## Extracted material

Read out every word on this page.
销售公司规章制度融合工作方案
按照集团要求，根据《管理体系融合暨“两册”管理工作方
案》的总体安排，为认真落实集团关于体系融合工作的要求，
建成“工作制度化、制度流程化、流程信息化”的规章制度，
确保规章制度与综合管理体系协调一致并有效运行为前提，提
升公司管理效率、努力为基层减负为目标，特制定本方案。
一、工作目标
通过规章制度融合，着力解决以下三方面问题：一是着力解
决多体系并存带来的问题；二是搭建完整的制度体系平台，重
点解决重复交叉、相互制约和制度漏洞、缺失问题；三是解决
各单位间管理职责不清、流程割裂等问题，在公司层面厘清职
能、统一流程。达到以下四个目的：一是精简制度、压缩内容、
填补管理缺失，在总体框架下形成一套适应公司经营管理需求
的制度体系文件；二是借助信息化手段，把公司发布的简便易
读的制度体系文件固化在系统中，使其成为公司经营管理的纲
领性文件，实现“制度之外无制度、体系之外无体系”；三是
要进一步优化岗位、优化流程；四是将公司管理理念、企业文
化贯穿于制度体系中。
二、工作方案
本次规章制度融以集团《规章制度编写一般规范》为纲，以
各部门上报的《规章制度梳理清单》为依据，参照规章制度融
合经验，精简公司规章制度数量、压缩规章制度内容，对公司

## Directions for this task
Exactly reproduce all of the entries.

## Exercise answer
Read out every word on this page.
销售公司规章制度融合工作方案
按照集团要求，根据《管理体系融合暨“两册”管理工作方
案》的总体安排，为认真落实集团关于体系融合工作的要求，
建成“工作制度化、制度流程化、流程信息化”的规章制度，
确保规章制度与综合管理体系协调一致并有效运行为前提，提
升公司管理效率、努力为基层减负为目标，特制定本方案。
一、工作目标
通过规章制度融合，着力解决以下三方面问题：一是着力解
决多体系并存带来的问题；二是搭建完整的制度体系平台，重
点解决重复交叉、相互制约和制度漏洞、缺失问题；三是解决
各单位间管理职责不清、流程割裂等问题，在公司层面厘清职
能、统一流程。达到以下四个目的：一是精简制度、压缩内容、
填补管理缺失，在总体框架下形成一套适应公司经营管理需求
的制度体系文件；二是借助信息化手段，把公司发布的简便易
读的制度体系文件固化在系统中，使其成为公司经营管理的纲
领性文件，实现“制度之外无制度、体系之外无体系”；三是
要进一步优化岗位、优化流程；四是将公司管理理念、企业文
化贯穿于制度体系中。
二、工作方案
本次规章制度融以集团《规章制度编写一般规范》为纲，以
各部门上报的《规章制度梳理清单》为依据，参照规章制度融
合经验，精简公司规章制度数量、压缩规章制度内容，对公司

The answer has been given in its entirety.